● **Your goal**
Reproduce word for word the lines of the material starting at the line containing "List 12 of the" and ending at the line containing "detail-text: SuperOffice AS", both included.

● **Material**
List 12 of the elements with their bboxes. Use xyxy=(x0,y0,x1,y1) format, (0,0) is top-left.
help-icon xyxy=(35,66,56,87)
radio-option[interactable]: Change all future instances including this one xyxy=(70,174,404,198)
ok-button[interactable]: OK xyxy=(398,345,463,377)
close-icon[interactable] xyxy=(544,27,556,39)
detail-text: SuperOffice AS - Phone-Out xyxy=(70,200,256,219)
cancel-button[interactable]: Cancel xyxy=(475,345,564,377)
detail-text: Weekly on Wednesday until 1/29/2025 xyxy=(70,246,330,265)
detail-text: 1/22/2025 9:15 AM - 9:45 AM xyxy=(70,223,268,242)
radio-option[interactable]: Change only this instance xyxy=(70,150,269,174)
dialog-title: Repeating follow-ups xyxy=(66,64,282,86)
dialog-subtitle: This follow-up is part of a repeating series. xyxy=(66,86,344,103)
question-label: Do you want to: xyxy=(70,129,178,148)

...

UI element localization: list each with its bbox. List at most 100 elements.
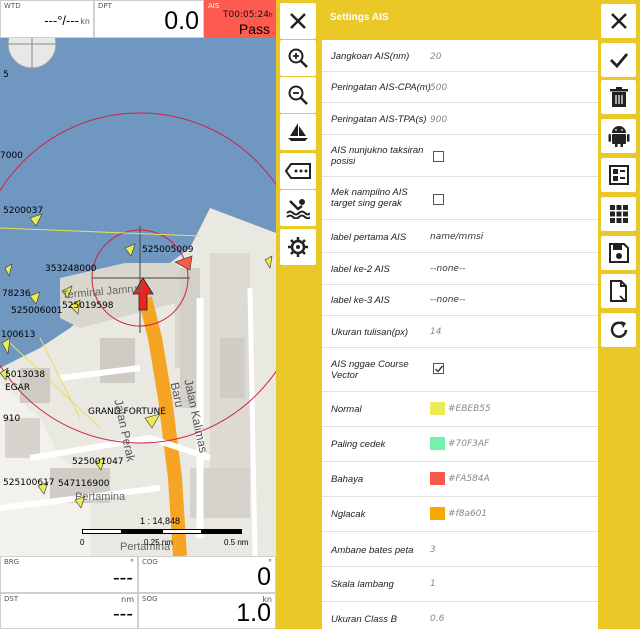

● **Response**
List 12 of the elements with their bboxes. Use xyxy=(x0,y0,x1,y1) format, (0,0) is top-left.
help-icon xyxy=(35,66,56,87)
radio-option[interactable]: Change all future instances including this one xyxy=(70,174,404,198)
ok-button[interactable]: OK xyxy=(398,345,463,377)
close-icon[interactable] xyxy=(544,27,556,39)
detail-text: SuperOffice AS - Phone-Out xyxy=(70,200,256,219)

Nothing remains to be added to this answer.